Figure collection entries
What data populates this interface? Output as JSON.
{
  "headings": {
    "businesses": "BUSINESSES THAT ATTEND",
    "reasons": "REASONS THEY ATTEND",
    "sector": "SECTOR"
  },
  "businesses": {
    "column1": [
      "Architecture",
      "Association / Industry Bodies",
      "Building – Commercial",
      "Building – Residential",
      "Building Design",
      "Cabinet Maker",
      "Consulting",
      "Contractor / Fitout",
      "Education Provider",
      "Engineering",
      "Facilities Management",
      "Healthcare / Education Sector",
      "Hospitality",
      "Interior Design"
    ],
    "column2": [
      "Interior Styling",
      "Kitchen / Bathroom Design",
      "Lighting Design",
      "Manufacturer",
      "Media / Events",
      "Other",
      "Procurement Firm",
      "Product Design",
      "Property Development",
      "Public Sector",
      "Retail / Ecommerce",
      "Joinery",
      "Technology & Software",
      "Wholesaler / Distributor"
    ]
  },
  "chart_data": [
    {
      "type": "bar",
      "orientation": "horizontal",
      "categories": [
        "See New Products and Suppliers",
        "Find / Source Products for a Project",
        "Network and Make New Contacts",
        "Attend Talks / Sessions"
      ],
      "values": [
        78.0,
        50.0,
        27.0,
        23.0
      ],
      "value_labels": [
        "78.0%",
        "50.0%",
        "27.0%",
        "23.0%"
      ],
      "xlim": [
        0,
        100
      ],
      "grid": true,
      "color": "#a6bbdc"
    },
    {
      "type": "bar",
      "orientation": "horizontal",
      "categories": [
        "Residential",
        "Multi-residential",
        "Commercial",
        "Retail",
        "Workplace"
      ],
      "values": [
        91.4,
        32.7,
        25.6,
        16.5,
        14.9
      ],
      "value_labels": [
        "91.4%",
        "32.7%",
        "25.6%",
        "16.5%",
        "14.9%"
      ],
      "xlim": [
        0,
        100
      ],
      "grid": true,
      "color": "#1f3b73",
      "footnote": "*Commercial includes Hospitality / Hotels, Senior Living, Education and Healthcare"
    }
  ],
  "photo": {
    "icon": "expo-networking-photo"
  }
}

**WRITTEN REQUEST**
Reproduce the entries above in full, verbatim.

**OUTPUT OF THE TASK**
What data populates this interface? Output as JSON.
{
  "headings": {
    "businesses": "BUSINESSES THAT ATTEND",
    "reasons": "REASONS THEY ATTEND",
    "sector": "SECTOR"
  },
  "businesses": {
    "column1": [
      "Architecture",
      "Association / Industry Bodies",
      "Building – Commercial",
      "Building – Residential",
      "Building Design",
      "Cabinet Maker",
      "Consulting",
      "Contractor / Fitout",
      "Education Provider",
      "Engineering",
      "Facilities Management",
      "Healthcare / Education Sector",
      "Hospitality",
      "Interior Design"
    ],
    "column2": [
      "Interior Styling",
      "Kitchen / Bathroom Design",
      "Lighting Design",
      "Manufacturer",
      "Media / Events",
      "Other",
      "Procurement Firm",
      "Product Design",
      "Property Development",
      "Public Sector",
      "Retail / Ecommerce",
      "Joinery",
      "Technology & Software",
      "Wholesaler / Distributor"
    ]
  },
  "chart_data": [
    {
      "type": "bar",
      "orientation": "horizontal",
      "categories": [
        "See New Products and Suppliers",
        "Find / Source Products for a Project",
        "Network and Make New Contacts",
        "Attend Talks / Sessions"
      ],
      "values": [
        78.0,
        50.0,
        27.0,
        23.0
      ],
      "value_labels": [
        "78.0%",
        "50.0%",
        "27.0%",
        "23.0%"
      ],
      "xlim": [
        0,
        100
      ],
      "grid": true,
      "color": "#a6bbdc"
    },
    {
      "type": "bar",
      "orientation": "horizontal",
      "categories": [
        "Residential",
        "Multi-residential",
        "Commercial",
        "Retail",
        "Workplace"
      ],
      "values": [
        91.4,
        32.7,
        25.6,
        16.5,
        14.9
      ],
      "value_labels": [
        "91.4%",
        "32.7%",
        "25.6%",
        "16.5%",
        "14.9%"
      ],
      "xlim": [
        0,
        100
      ],
      "grid": true,
      "color": "#1f3b73",
      "footnote": "*Commercial includes Hospitality / Hotels, Senior Living, Education and Healthcare"
    }
  ],
  "photo": {
    "icon": "expo-networking-photo"
  }
}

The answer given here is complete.